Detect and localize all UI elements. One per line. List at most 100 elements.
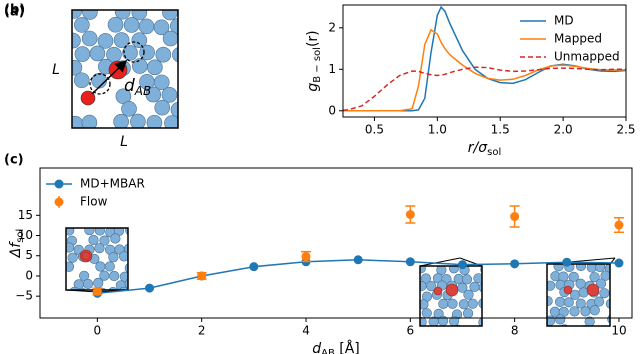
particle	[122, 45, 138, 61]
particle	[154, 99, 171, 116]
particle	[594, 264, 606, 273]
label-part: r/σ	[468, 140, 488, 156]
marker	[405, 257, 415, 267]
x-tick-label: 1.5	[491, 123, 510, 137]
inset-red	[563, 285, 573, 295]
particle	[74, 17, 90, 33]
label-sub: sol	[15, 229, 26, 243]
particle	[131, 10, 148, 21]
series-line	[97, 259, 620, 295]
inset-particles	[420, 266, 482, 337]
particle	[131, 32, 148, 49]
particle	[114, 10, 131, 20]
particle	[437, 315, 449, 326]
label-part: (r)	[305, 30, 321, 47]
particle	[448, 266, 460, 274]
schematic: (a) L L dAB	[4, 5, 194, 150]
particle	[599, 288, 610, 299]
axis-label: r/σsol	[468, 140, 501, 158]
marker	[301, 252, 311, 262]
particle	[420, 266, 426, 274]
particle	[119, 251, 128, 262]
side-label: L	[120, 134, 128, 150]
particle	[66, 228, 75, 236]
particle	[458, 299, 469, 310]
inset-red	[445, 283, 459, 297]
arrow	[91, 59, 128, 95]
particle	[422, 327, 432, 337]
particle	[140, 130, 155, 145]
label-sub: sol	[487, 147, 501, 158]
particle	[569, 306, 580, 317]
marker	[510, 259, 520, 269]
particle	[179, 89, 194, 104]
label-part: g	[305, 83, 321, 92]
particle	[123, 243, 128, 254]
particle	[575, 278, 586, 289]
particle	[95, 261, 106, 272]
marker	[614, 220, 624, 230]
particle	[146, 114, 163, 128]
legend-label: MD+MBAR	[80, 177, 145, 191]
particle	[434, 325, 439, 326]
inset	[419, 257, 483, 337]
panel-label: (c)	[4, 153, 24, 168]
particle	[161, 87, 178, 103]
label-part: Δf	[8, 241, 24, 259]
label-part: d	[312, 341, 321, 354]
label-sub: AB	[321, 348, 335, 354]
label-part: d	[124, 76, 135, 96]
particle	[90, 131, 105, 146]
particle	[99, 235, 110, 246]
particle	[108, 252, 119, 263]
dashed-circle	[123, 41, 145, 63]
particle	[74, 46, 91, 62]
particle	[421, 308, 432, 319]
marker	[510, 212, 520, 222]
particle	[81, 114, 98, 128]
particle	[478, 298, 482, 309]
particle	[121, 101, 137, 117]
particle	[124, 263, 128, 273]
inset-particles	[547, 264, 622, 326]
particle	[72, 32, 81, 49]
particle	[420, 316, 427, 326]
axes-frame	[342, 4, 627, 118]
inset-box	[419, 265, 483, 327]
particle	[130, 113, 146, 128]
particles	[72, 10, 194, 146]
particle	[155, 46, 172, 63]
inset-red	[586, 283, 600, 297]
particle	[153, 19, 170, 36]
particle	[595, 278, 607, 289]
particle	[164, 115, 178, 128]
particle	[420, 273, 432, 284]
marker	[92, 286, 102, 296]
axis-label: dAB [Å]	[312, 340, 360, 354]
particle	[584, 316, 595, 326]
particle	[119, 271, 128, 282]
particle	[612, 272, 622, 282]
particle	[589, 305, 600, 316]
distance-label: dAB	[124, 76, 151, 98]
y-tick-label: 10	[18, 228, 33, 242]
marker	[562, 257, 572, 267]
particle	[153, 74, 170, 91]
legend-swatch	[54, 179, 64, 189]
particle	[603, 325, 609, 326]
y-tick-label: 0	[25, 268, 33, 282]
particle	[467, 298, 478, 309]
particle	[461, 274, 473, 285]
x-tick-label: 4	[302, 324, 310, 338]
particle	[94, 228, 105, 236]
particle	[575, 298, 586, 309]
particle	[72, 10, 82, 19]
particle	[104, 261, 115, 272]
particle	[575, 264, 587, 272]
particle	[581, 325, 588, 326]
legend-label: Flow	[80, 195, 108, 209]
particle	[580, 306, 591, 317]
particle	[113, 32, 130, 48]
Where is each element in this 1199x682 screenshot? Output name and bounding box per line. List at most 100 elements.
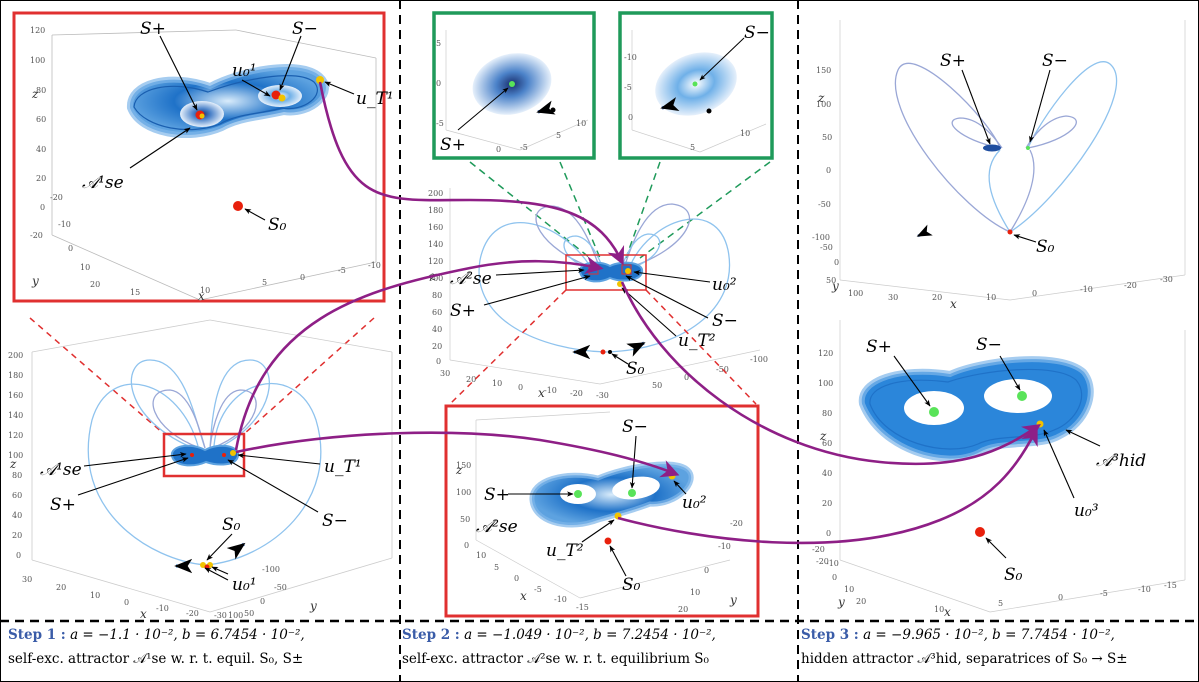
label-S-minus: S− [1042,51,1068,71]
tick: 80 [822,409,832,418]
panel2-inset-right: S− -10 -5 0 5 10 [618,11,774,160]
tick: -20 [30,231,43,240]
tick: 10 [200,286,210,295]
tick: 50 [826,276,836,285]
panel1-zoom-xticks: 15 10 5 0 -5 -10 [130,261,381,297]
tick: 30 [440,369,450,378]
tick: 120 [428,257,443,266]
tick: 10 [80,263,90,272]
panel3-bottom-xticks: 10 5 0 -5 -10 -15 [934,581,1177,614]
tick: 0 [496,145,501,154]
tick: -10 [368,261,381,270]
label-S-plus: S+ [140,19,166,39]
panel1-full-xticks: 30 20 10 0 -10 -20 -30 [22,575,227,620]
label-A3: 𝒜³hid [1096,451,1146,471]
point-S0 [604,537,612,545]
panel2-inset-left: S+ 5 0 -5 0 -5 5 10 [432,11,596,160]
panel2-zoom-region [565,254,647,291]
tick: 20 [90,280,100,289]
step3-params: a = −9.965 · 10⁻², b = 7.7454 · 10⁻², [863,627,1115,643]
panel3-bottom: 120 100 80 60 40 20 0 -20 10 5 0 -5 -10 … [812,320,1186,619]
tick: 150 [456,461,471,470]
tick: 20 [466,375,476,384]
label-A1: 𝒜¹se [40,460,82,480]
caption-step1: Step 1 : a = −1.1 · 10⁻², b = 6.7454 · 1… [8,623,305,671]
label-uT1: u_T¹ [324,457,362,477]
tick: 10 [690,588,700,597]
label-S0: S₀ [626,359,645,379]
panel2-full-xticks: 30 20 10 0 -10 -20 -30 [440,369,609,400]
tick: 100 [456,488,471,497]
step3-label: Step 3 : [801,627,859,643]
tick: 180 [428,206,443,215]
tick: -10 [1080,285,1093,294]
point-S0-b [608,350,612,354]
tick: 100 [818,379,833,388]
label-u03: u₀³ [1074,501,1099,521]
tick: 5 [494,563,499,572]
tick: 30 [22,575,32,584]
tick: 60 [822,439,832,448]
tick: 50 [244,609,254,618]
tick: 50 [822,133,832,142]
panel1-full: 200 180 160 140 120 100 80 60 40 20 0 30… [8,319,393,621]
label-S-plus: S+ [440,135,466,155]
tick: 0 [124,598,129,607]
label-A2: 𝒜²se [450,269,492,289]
※
## [TASK GOAL]
Could you copy the entire listing above line for line, leaving out the pictures?

## [THE OUTPUT]
Detect and localize all UI elements. One per line. List at most 100 elements.
particle	[122, 45, 138, 61]
particle	[154, 99, 171, 116]
particle	[594, 264, 606, 273]
label-part: r/σ	[468, 140, 488, 156]
marker	[405, 257, 415, 267]
x-tick-label: 1.5	[491, 123, 510, 137]
inset-red	[563, 285, 573, 295]
particle	[74, 17, 90, 33]
label-sub: sol	[15, 229, 26, 243]
particle	[131, 10, 148, 21]
series-line	[97, 259, 620, 295]
inset-particles	[420, 266, 482, 337]
particle	[131, 32, 148, 49]
particle	[114, 10, 131, 20]
particle	[437, 315, 449, 326]
label-part: (r)	[305, 30, 321, 47]
particle	[448, 266, 460, 274]
schematic: (a) L L dAB	[4, 5, 194, 150]
particle	[599, 288, 610, 299]
axis-label: r/σsol	[468, 140, 501, 158]
marker	[301, 252, 311, 262]
particle	[420, 266, 426, 274]
particle	[119, 251, 128, 262]
side-label: L	[120, 134, 128, 150]
particle	[66, 228, 75, 236]
particle	[458, 299, 469, 310]
inset-red	[445, 283, 459, 297]
arrow	[91, 59, 128, 95]
particle	[422, 327, 432, 337]
particle	[140, 130, 155, 145]
label-sub: sol	[487, 147, 501, 158]
particle	[569, 306, 580, 317]
marker	[510, 259, 520, 269]
particle	[179, 89, 194, 104]
label-part: g	[305, 83, 321, 92]
particle	[123, 243, 128, 254]
particle	[575, 278, 586, 289]
particle	[95, 261, 106, 272]
marker	[614, 220, 624, 230]
particle	[146, 114, 163, 128]
legend-label: MD+MBAR	[80, 177, 145, 191]
particle	[434, 325, 439, 326]
inset	[419, 257, 483, 337]
panel-label: (c)	[4, 153, 24, 168]
particle	[161, 87, 178, 103]
label-part: Δf	[8, 241, 24, 259]
label-part: d	[312, 341, 321, 354]
label-sub: AB	[321, 348, 335, 354]
label-part: d	[124, 76, 135, 96]
particle	[90, 131, 105, 146]
particle	[99, 235, 110, 246]
particle	[108, 252, 119, 263]
dashed-circle	[123, 41, 145, 63]
particle	[74, 46, 91, 62]
particle	[421, 308, 432, 319]
marker	[510, 212, 520, 222]
particle	[81, 114, 98, 128]
particle	[478, 298, 482, 309]
particle	[121, 101, 137, 117]
particle	[124, 263, 128, 273]
inset-particles	[547, 264, 622, 326]
particle	[72, 32, 81, 49]
particle	[420, 316, 427, 326]
axes-frame	[342, 4, 627, 118]
inset-box	[419, 265, 483, 327]
particle	[130, 113, 146, 128]
particles	[72, 10, 194, 146]
particle	[155, 46, 172, 63]
inset-red	[586, 283, 600, 297]
particle	[153, 19, 170, 36]
particle	[595, 278, 607, 289]
particle	[164, 115, 178, 128]
particle	[420, 273, 432, 284]
marker	[92, 286, 102, 296]
axis-label: dAB [Å]	[312, 340, 360, 354]
particle	[584, 316, 595, 326]
particle	[119, 271, 128, 282]
particle	[612, 272, 622, 282]
particle	[589, 305, 600, 316]
distance-label: dAB	[124, 76, 151, 98]
y-tick-label: 10	[18, 228, 33, 242]
marker	[562, 257, 572, 267]
particle	[153, 74, 170, 91]
legend-swatch	[54, 179, 64, 189]
particle	[603, 325, 609, 326]
y-tick-label: 0	[25, 268, 33, 282]
particle	[467, 298, 478, 309]
particle	[461, 274, 473, 285]
x-tick-label: 4	[302, 324, 310, 338]
particle	[94, 228, 105, 236]
particle	[575, 298, 586, 309]
particle	[72, 10, 82, 19]
particle	[104, 261, 115, 272]
particle	[575, 264, 587, 272]
particle	[581, 325, 588, 326]
legend-label: Flow	[80, 195, 108, 209]
particle	[580, 306, 591, 317]
particle	[113, 32, 130, 48]
Where is each element in this 1199x682 screenshot? Output name and bounding box per line. List at most 100 elements.
label-S-minus: S− [1042,51,1068,71]
tick: 80 [822,409,832,418]
panel2-inset-right: S− -10 -5 0 5 10 [618,11,774,160]
tick: -20 [30,231,43,240]
tick: 10 [200,286,210,295]
tick: 50 [826,276,836,285]
panel1-zoom-xticks: 15 10 5 0 -5 -10 [130,261,381,297]
tick: 30 [440,369,450,378]
tick: 120 [428,257,443,266]
tick: 10 [80,263,90,272]
panel3-bottom-xticks: 10 5 0 -5 -10 -15 [934,581,1177,614]
tick: 0 [496,145,501,154]
tick: -10 [368,261,381,270]
label-S-plus: S+ [140,19,166,39]
panel1-full-xticks: 30 20 10 0 -10 -20 -30 [22,575,227,620]
label-A3: 𝒜³hid [1096,451,1146,471]
point-S0 [604,537,612,545]
panel2-inset-left: S+ 5 0 -5 0 -5 5 10 [432,11,596,160]
panel2-zoom-region [565,254,647,291]
tick: 20 [90,280,100,289]
step3-params: a = −9.965 · 10⁻², b = 7.7454 · 10⁻², [863,627,1115,643]
panel3-bottom: 120 100 80 60 40 20 0 -20 10 5 0 -5 -10 … [812,320,1186,619]
tick: 150 [456,461,471,470]
tick: 20 [466,375,476,384]
label-A1: 𝒜¹se [40,460,82,480]
caption-step1: Step 1 : a = −1.1 · 10⁻², b = 6.7454 · 1… [8,623,305,671]
label-uT1: u_T¹ [324,457,362,477]
tick: 10 [690,588,700,597]
label-S0: S₀ [626,359,645,379]
panel2-full-xticks: 30 20 10 0 -10 -20 -30 [440,369,609,400]
tick: 100 [456,488,471,497]
step3-label: Step 3 : [801,627,859,643]
tick: 180 [428,206,443,215]
tick: -10 [1080,285,1093,294]
point-S0-b [608,350,612,354]
tick: 100 [818,379,833,388]
label-u03: u₀³ [1074,501,1099,521]
tick: 5 [494,563,499,572]
tick: 30 [22,575,32,584]
tick: 60 [822,439,832,448]
tick: 50 [244,609,254,618]
tick: 50 [822,133,832,142]
panel1-full: 200 180 160 140 120 100 80 60 40 20 0 30… [8,319,393,621]
label-S-plus: S+ [440,135,466,155]
tick: 0 [124,598,129,607]
label-A2: 𝒜²se [450,269,492,289]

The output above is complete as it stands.